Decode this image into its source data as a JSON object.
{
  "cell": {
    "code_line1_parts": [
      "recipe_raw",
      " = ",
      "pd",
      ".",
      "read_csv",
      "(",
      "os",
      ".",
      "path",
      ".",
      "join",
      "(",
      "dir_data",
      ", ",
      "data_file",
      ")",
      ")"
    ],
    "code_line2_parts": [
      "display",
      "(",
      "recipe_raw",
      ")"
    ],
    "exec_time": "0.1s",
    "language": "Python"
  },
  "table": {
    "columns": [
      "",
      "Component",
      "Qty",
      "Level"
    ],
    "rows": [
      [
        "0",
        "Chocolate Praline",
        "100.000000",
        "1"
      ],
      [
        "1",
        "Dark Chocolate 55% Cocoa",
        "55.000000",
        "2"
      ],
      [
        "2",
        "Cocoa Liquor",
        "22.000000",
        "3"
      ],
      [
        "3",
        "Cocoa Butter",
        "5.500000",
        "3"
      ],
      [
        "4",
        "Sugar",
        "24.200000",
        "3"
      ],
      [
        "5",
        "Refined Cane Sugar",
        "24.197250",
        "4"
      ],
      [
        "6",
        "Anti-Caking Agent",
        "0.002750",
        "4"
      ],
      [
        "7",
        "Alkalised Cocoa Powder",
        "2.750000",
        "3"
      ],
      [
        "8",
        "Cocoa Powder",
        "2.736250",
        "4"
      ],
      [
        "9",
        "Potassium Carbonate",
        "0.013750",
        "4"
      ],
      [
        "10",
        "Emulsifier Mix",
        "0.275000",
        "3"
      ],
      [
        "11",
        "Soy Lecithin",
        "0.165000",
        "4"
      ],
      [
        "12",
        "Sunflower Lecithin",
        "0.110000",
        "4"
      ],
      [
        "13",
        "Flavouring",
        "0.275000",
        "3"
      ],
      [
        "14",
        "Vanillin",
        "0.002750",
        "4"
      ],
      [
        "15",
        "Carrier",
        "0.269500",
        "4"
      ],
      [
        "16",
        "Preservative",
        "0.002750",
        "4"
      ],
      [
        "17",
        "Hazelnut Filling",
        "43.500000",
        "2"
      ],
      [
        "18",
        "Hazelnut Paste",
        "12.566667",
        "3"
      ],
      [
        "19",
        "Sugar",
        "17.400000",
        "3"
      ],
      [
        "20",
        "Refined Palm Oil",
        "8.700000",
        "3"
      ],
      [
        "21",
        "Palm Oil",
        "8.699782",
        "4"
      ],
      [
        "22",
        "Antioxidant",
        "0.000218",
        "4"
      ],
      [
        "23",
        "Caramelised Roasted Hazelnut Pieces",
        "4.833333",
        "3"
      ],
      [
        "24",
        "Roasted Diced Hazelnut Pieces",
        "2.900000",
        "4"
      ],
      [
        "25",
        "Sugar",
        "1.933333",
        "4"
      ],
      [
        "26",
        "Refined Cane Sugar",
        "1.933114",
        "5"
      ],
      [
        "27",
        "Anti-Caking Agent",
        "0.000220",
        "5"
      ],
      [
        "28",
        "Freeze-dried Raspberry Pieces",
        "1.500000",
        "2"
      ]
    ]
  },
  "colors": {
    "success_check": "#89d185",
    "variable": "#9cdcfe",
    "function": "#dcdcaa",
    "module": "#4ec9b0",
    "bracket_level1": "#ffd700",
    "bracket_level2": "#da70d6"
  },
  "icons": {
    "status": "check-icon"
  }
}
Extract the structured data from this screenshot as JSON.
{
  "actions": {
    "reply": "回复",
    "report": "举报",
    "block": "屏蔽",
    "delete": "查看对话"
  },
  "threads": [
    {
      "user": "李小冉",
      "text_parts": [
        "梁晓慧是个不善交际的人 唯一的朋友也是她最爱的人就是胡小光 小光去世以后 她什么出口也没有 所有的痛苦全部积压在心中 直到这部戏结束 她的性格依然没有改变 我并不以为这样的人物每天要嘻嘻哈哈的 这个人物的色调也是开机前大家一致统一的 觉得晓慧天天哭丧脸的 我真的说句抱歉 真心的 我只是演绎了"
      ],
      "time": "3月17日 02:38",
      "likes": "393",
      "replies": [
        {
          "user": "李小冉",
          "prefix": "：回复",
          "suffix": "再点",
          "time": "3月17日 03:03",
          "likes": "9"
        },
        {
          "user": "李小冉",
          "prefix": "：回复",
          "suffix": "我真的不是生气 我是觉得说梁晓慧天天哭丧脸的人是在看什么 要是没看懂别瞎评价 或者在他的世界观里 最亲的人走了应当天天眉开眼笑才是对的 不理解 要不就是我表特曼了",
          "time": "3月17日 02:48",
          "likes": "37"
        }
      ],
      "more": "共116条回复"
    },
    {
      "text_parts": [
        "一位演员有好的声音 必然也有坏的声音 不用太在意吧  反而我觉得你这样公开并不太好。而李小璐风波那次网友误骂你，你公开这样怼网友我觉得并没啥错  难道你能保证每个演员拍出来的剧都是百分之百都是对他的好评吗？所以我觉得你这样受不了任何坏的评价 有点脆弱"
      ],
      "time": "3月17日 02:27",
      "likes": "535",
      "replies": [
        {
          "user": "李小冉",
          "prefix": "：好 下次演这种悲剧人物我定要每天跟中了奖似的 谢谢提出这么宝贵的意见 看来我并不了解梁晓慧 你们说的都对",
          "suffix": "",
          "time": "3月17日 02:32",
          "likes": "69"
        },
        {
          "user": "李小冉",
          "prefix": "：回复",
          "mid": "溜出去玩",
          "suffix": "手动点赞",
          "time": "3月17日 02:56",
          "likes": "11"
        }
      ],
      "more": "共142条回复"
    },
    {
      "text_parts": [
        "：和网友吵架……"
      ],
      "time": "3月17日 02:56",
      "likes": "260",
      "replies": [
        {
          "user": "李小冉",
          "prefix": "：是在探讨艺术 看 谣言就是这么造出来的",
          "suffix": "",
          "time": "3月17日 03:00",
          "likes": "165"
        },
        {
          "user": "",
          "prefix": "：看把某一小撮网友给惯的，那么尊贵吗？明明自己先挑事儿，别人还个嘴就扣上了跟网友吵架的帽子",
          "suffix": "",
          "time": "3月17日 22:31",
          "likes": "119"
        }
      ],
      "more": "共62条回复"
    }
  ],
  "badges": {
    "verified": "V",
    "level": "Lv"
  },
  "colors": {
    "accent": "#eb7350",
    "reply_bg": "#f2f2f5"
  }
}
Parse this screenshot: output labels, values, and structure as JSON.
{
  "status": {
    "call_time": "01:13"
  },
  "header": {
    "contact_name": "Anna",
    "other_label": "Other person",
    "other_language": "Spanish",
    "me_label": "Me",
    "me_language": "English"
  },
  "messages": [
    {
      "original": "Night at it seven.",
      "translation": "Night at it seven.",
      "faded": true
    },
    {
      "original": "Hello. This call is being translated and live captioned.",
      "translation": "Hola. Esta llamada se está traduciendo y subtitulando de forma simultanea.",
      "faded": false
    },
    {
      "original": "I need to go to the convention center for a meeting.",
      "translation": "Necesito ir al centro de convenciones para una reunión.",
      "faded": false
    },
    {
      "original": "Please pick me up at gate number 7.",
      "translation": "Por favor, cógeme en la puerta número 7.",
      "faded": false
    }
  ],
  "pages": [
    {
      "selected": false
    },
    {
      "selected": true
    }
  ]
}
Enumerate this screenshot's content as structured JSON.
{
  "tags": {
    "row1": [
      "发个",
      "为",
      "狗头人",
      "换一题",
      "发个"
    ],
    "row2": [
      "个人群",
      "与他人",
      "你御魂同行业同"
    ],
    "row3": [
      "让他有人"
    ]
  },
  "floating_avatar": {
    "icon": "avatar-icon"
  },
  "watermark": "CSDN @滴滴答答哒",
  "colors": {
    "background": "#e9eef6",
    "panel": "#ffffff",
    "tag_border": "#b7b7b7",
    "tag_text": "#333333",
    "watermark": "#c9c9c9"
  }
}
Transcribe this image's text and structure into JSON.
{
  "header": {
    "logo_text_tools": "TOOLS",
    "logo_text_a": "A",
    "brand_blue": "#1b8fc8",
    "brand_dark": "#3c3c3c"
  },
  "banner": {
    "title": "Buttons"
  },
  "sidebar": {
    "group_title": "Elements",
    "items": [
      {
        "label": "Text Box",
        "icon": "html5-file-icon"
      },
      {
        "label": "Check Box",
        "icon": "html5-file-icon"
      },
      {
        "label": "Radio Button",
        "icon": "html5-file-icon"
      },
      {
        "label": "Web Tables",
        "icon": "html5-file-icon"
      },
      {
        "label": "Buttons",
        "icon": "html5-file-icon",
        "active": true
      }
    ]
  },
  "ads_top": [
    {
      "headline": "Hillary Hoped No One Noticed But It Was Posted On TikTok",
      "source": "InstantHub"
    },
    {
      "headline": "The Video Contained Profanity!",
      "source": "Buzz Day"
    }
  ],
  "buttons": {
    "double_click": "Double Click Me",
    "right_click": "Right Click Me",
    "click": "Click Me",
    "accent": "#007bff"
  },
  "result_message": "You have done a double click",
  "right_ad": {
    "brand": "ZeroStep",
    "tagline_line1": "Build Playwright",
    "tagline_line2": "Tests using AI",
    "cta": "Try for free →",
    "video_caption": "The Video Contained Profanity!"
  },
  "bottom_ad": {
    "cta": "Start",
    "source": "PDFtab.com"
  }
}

=====

### What you have to do
Copy out every line from the records that has the word "JSON".

### Exercise result
Decode this image into its source data as a JSON object.
Extract the structured data from this screenshot as JSON.
Parse this screenshot: output labels, values, and structure as JSON.
Enumerate this screenshot's content as structured JSON.
Transcribe this image's text and structure into JSON.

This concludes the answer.